[START MATERIAL FOR THE TASK]

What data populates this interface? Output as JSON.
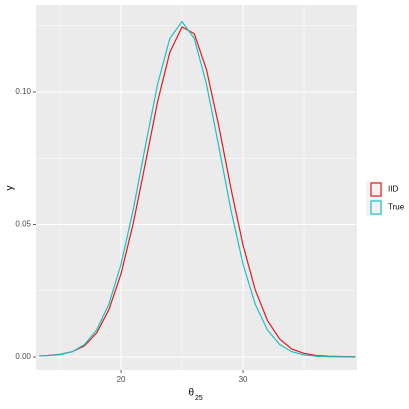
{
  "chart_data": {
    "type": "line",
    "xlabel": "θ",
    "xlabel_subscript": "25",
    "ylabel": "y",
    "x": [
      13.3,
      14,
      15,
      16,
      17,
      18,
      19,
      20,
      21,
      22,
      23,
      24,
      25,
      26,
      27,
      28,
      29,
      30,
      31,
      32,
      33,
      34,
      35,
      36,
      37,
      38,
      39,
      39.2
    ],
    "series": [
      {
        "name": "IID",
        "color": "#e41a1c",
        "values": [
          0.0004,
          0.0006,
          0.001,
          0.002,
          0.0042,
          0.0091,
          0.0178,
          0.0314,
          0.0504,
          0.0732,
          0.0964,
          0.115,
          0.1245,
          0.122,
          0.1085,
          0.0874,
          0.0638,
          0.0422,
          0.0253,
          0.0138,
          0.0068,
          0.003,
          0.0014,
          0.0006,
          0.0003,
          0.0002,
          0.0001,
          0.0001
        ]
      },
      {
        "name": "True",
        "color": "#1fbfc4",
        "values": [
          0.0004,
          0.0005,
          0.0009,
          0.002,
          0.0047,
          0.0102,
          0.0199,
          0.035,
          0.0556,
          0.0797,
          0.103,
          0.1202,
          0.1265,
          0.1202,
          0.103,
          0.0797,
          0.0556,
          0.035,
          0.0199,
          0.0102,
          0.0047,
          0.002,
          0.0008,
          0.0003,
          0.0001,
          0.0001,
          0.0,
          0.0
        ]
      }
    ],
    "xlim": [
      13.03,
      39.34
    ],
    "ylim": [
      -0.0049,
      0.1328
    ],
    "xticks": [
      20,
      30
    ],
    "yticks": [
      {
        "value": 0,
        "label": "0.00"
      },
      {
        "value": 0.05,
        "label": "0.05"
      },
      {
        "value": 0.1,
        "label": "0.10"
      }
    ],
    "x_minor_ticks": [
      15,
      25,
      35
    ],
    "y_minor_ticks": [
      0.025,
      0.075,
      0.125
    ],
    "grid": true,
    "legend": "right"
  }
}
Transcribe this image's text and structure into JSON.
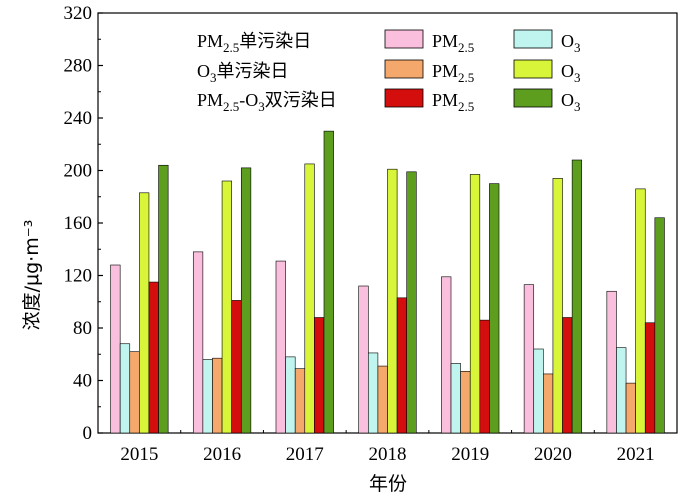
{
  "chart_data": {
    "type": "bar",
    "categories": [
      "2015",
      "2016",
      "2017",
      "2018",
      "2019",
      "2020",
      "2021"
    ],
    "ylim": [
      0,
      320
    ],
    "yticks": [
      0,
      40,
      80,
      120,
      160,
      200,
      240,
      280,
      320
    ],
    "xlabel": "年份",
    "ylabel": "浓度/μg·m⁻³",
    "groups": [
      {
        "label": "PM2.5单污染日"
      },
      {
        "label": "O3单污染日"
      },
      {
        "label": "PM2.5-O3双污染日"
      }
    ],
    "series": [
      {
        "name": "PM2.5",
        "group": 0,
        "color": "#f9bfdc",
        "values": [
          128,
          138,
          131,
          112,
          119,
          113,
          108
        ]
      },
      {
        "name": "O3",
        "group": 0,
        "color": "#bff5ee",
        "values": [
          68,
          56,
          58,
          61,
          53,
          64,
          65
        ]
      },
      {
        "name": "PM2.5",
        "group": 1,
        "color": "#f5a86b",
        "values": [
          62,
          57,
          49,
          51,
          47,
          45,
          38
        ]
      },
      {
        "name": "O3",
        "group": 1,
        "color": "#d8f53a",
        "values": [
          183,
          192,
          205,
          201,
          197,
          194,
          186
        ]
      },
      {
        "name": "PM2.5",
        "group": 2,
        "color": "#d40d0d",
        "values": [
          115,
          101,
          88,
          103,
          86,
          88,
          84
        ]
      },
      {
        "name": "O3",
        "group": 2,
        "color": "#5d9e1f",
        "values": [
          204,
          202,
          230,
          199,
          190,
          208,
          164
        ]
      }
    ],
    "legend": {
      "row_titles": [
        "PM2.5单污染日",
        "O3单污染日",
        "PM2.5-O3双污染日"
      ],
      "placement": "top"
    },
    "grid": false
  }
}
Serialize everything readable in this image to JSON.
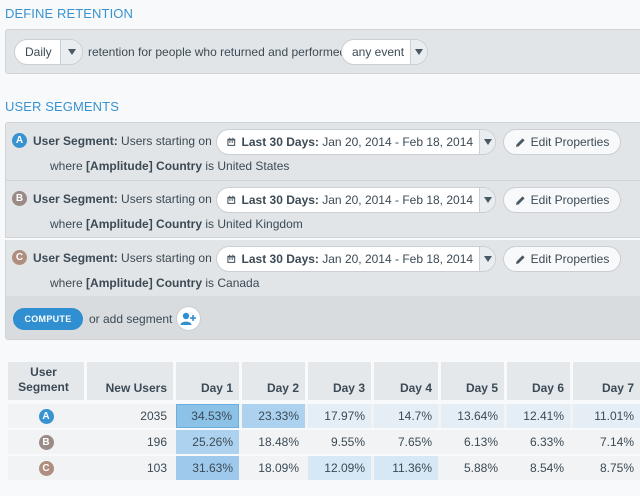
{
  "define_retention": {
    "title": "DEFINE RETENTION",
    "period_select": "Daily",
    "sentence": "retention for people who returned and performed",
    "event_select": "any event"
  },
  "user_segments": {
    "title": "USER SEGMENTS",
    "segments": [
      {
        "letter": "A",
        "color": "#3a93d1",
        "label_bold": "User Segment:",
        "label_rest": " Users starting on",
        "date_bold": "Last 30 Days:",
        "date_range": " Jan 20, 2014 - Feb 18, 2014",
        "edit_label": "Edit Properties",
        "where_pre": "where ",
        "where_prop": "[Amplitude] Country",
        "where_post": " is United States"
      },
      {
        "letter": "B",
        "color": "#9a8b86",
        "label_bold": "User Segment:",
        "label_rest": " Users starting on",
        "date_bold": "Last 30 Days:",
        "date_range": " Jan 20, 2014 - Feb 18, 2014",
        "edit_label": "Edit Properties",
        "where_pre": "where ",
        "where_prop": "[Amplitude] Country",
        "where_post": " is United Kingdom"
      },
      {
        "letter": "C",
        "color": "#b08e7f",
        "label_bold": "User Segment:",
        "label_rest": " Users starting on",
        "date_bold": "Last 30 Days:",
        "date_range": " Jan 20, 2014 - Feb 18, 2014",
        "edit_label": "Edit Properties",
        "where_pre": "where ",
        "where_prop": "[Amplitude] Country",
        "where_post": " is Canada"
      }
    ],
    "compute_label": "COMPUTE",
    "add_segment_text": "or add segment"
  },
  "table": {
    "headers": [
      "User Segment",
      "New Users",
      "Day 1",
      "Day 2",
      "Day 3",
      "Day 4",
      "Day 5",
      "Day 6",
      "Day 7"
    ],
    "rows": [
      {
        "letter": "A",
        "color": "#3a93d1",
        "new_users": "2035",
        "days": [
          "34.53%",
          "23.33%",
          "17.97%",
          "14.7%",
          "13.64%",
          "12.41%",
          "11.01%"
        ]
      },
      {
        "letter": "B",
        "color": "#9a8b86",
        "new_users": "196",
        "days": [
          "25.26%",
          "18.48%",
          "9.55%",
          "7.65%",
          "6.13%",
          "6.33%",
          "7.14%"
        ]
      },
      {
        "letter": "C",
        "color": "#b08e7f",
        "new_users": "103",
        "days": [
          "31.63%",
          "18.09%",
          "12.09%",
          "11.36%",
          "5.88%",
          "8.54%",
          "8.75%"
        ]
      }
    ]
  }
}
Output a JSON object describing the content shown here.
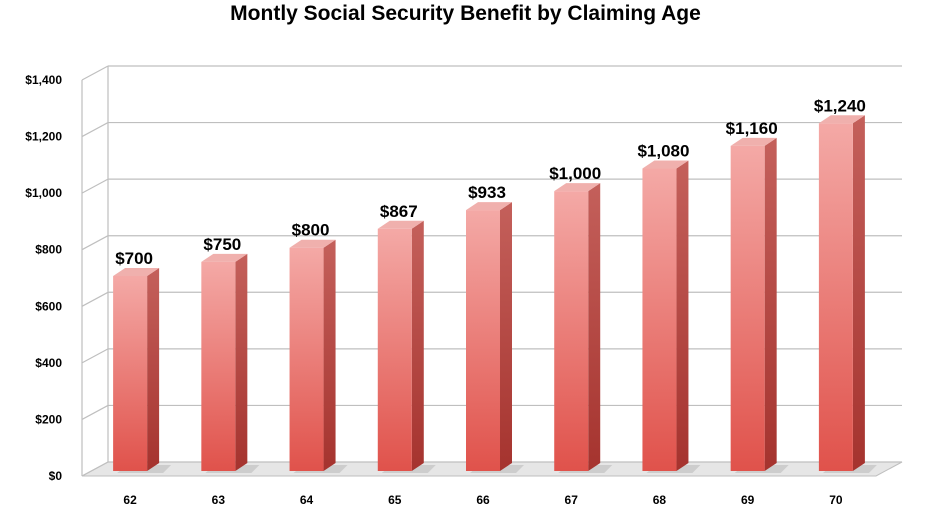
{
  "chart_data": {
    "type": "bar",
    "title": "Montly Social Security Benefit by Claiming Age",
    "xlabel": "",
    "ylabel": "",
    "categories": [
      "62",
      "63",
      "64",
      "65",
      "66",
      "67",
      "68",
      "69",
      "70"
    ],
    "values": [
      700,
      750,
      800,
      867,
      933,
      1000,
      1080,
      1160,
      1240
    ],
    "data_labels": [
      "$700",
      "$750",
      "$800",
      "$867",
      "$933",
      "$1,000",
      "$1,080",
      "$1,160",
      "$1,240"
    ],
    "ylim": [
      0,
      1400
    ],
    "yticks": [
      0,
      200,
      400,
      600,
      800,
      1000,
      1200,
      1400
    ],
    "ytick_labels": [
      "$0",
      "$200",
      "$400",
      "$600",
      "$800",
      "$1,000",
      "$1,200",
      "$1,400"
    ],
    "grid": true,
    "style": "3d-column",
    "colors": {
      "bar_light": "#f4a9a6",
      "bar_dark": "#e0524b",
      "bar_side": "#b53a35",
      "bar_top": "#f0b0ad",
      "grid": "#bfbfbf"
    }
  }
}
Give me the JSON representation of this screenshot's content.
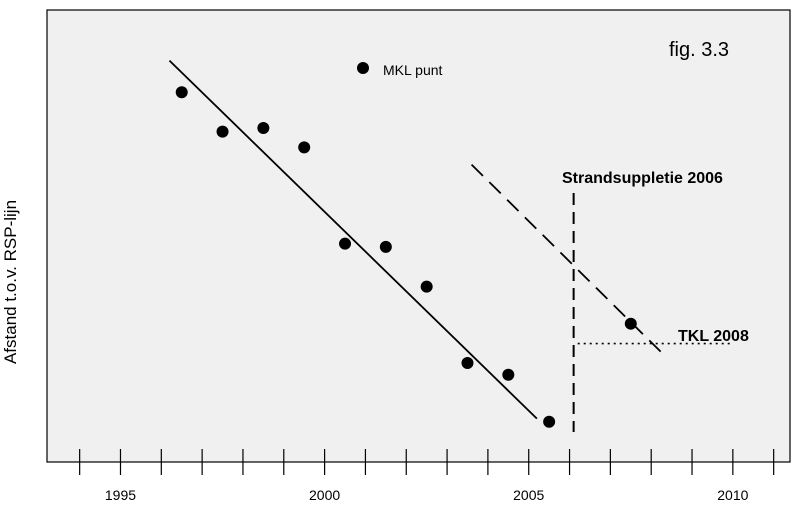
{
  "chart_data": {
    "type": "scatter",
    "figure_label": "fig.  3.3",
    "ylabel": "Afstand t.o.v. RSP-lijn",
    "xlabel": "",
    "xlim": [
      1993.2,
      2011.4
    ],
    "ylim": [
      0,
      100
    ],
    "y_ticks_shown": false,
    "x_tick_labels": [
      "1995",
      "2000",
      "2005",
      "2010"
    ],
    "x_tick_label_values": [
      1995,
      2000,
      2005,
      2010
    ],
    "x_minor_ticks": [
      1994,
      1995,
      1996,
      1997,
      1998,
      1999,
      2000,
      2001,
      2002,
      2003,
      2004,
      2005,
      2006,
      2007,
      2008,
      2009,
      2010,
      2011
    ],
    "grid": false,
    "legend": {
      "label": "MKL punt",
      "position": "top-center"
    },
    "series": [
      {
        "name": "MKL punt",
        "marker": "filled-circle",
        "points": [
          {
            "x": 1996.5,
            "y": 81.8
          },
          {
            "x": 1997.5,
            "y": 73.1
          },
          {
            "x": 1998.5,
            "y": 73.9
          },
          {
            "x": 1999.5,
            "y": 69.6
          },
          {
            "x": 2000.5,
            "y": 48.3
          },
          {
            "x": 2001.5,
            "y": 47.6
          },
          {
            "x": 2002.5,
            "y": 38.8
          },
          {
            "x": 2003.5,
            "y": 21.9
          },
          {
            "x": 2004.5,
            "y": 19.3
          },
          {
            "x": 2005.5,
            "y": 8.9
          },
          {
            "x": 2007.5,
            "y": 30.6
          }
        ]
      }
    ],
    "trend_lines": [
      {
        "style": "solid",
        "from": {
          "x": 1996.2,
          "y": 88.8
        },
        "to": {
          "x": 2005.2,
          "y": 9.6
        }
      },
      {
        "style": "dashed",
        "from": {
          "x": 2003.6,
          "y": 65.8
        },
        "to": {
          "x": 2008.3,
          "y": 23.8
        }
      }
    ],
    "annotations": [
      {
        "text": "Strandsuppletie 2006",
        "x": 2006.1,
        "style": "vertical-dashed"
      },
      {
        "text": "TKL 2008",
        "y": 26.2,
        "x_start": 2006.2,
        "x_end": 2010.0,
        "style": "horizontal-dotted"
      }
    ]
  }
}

[END MATERIAL FOR THE TASK]

Only the number is wanted: how many lines in the data include the string "style"?

5